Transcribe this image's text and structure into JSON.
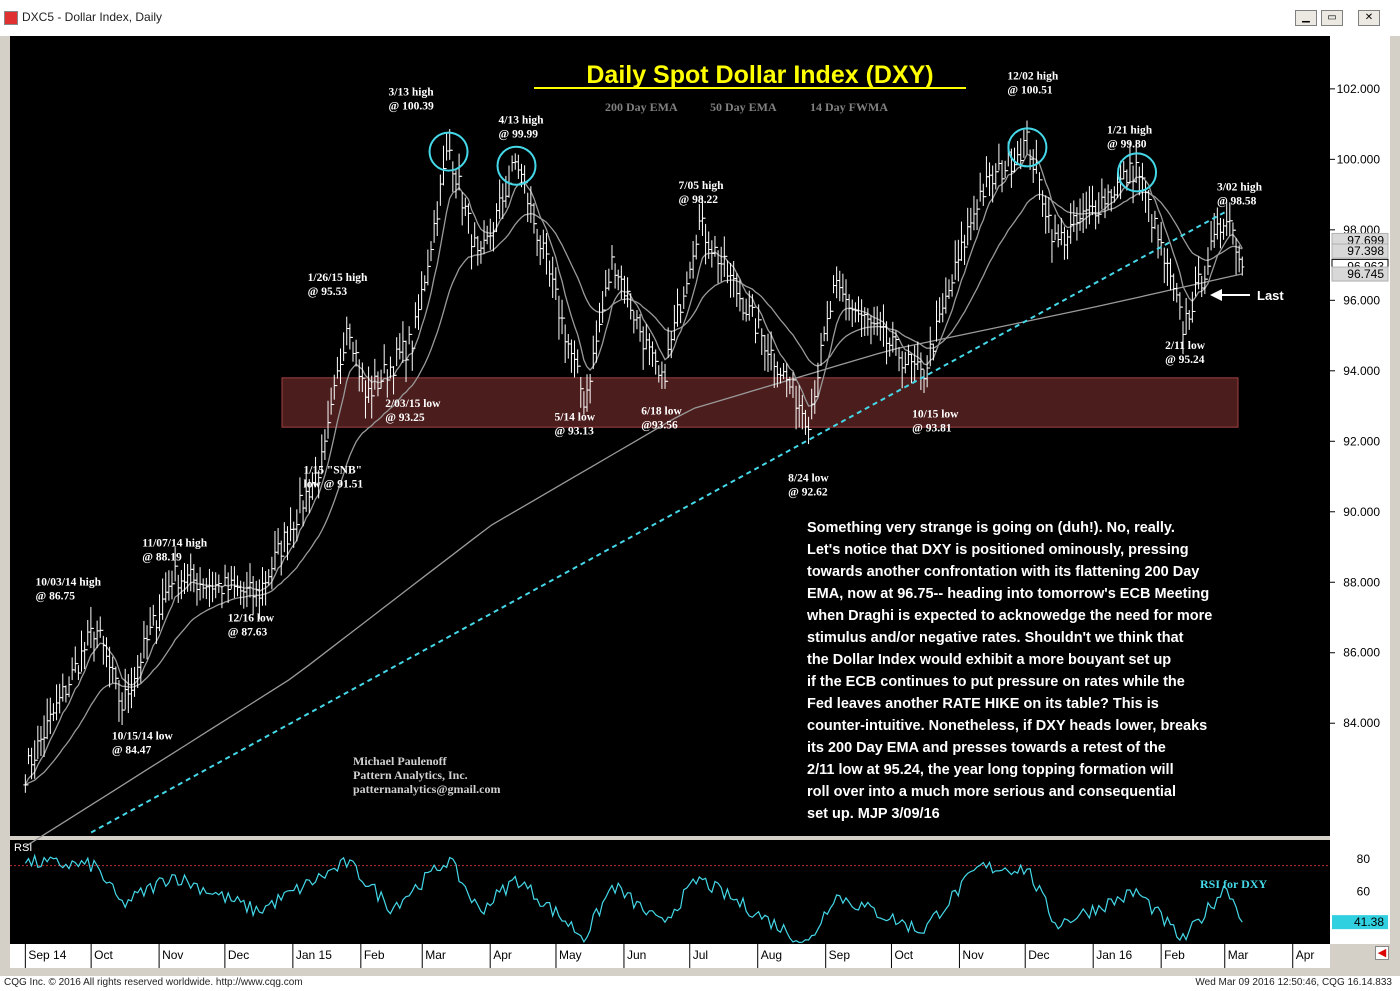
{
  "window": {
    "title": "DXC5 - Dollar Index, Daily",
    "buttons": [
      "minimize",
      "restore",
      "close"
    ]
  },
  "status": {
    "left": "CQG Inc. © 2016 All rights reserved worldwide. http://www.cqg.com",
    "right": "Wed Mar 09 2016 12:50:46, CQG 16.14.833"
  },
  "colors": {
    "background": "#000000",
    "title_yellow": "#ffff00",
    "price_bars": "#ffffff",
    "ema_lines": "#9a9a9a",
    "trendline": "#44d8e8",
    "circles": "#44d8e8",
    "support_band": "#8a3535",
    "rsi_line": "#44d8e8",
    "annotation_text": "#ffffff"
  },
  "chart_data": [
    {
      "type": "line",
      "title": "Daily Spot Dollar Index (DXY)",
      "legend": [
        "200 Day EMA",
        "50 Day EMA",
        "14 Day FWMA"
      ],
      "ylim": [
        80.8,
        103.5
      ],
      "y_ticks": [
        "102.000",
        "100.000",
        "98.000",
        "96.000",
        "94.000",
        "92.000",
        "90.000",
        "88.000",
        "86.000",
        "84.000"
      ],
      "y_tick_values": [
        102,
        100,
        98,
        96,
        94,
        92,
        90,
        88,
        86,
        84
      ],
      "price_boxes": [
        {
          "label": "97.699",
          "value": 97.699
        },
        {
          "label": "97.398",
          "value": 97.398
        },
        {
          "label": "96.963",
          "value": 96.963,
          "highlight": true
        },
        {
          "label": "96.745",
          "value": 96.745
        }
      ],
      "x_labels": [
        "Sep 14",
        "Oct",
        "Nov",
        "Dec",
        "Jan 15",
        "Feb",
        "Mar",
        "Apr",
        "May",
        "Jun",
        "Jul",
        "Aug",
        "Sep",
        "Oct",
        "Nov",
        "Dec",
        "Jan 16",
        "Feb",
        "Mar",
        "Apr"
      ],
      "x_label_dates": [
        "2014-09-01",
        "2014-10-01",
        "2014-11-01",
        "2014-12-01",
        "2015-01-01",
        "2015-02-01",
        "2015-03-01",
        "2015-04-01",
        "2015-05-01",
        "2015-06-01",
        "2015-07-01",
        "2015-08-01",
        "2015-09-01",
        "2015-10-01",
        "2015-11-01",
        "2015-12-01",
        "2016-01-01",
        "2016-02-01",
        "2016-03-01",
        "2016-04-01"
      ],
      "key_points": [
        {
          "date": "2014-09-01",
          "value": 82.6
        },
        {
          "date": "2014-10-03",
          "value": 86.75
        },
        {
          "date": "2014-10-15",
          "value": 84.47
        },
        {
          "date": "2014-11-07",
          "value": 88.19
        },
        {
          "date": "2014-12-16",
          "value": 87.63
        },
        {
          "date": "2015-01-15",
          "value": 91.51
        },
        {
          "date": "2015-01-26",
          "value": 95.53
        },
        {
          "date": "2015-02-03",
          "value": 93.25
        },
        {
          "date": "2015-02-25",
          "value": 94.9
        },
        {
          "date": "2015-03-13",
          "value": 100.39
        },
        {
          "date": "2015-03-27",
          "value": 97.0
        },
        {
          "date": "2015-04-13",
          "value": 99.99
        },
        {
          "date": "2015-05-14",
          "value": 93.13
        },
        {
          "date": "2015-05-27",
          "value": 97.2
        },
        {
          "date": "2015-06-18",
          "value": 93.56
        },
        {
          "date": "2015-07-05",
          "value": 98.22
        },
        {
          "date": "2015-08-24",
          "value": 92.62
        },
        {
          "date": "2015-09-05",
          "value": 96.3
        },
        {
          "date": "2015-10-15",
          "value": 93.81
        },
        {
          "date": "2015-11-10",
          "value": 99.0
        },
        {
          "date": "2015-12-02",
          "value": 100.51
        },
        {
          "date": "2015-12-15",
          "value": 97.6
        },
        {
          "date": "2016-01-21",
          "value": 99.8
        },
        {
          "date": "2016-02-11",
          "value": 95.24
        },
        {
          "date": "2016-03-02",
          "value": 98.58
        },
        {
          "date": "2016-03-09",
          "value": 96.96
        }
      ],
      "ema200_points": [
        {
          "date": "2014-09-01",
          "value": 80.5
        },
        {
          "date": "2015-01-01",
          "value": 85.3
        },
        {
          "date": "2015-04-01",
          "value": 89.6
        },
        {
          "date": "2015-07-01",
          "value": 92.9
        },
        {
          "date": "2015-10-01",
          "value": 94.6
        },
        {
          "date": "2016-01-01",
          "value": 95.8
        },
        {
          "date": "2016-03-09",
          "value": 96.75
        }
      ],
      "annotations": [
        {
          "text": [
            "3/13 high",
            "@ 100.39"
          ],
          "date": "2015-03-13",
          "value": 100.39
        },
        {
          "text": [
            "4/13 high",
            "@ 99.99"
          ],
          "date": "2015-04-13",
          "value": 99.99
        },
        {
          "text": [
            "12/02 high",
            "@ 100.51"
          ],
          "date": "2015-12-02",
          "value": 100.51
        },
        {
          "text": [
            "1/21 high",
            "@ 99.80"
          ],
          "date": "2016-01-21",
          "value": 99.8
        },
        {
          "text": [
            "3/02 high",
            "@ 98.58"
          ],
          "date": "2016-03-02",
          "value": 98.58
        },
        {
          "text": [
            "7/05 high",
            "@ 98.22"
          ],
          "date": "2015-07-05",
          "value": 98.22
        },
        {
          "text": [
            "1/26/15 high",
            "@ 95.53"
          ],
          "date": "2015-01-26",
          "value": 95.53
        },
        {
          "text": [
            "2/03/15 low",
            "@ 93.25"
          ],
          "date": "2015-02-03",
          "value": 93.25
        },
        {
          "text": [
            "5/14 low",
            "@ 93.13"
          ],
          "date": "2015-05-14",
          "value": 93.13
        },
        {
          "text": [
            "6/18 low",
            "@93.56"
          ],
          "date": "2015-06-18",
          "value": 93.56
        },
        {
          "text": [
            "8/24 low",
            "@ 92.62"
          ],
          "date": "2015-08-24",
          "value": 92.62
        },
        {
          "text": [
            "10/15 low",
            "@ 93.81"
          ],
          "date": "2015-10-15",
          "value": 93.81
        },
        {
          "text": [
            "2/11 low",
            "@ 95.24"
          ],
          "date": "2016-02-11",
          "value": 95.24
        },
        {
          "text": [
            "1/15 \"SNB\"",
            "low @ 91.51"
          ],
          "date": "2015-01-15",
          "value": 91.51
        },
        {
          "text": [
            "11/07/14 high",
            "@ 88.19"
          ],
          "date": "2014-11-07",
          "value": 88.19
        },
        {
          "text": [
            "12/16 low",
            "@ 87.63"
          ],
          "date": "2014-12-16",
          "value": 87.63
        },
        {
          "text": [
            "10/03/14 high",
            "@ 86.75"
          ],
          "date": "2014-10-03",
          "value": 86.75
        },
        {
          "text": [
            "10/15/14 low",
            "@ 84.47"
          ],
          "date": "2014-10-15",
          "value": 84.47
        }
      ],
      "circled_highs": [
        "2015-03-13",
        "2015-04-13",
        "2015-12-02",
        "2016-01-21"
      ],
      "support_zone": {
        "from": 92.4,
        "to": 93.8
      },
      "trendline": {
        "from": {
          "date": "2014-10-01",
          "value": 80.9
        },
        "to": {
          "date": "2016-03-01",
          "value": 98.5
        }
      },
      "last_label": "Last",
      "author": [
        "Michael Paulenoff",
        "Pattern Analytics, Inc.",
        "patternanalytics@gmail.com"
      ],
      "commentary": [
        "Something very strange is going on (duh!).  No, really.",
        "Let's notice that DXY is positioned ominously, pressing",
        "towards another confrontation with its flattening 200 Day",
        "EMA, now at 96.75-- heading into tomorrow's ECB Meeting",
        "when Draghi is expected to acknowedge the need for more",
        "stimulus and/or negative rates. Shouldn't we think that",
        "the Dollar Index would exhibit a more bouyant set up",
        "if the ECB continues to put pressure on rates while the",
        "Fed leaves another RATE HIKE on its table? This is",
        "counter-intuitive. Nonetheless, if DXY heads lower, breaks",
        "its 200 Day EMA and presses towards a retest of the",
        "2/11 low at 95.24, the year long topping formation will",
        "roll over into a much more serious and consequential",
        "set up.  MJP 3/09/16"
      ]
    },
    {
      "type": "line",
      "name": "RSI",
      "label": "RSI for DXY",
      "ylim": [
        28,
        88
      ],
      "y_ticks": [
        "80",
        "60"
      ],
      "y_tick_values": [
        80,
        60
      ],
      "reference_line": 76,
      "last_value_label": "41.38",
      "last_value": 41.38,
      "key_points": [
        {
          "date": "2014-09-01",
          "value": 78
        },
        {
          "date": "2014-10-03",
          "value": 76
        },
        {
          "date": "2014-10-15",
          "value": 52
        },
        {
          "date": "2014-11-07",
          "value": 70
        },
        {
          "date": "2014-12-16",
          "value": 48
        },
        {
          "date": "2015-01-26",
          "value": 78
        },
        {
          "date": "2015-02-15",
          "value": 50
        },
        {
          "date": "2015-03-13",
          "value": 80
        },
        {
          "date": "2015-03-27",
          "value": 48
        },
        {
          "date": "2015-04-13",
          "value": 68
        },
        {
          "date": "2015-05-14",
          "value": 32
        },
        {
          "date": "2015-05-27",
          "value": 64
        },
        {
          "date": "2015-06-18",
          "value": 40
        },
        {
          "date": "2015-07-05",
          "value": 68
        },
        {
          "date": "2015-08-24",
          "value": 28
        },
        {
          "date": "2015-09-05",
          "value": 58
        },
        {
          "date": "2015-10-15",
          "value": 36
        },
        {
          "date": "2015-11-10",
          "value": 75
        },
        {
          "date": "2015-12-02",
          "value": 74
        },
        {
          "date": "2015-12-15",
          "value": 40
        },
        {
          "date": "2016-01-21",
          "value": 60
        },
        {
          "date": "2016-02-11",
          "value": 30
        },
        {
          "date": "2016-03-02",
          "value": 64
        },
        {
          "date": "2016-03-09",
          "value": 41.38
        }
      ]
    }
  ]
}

------------------------------------------------

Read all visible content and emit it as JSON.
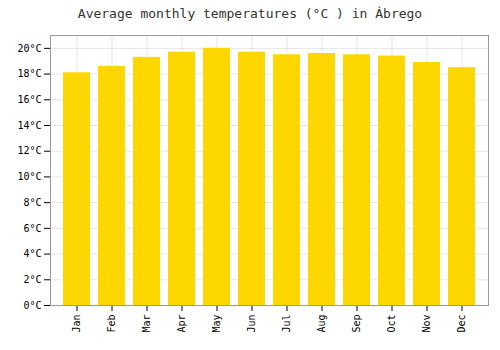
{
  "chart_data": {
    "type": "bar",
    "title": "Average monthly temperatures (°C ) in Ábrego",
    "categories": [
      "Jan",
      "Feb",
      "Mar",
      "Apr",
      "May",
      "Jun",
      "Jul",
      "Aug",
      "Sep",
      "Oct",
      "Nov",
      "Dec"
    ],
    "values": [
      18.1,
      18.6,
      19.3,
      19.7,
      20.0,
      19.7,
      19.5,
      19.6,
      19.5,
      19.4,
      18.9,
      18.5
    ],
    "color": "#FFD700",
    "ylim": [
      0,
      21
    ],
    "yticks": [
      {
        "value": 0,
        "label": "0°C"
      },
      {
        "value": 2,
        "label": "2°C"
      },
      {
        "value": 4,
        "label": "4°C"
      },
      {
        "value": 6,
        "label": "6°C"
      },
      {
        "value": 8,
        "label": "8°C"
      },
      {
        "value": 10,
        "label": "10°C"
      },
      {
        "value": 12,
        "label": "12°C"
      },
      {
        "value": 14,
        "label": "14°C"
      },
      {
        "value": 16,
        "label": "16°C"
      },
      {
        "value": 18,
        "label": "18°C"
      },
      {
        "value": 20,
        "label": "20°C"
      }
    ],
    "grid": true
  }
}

------------------------------------------------

» **The request**: In the data above, tally the lines holding "JSON" and answer with the figure only.

» **Solution for this exercise**: 2